* begin Data supplied *

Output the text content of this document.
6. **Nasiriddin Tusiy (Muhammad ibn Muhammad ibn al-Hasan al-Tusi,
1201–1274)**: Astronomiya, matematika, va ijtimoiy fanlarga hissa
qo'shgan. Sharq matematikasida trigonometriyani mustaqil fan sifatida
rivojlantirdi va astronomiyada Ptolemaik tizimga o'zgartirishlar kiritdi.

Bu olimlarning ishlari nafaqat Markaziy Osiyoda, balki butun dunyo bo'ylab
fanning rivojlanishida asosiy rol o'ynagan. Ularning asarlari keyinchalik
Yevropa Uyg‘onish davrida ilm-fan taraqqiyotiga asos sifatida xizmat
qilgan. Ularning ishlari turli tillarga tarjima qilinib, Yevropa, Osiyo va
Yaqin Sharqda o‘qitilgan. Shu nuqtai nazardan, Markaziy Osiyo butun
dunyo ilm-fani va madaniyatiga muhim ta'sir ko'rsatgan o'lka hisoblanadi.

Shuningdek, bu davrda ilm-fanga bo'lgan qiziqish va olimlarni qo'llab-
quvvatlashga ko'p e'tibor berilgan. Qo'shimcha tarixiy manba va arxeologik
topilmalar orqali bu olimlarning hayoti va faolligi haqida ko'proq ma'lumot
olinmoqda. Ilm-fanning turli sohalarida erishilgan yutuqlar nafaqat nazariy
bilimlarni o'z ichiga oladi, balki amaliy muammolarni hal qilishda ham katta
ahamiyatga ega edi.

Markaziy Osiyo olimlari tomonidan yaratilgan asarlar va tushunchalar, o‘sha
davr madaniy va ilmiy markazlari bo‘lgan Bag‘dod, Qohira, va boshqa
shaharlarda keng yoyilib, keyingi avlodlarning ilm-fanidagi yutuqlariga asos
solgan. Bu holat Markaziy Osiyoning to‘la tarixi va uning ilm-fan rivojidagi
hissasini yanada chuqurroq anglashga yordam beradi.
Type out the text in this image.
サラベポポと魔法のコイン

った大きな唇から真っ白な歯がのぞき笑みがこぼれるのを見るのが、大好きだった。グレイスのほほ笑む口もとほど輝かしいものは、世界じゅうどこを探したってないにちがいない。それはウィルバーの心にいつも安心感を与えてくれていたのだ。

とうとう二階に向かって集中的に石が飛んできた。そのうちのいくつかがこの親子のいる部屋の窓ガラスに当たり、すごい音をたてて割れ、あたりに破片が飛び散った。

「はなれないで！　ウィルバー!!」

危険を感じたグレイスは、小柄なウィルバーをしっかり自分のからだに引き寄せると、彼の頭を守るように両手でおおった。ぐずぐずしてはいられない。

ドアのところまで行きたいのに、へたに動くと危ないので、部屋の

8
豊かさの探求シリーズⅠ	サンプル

* end Data supplied *

Which lines hold the word "Yevropa"? Copy every one of them.

Yevropa Uyg‘onish davrida ilm-fan taraqqiyotiga asos sifatida xizmat
qilgan. Ularning ishlari turli tillarga tarjima qilinib, Yevropa, Osiyo va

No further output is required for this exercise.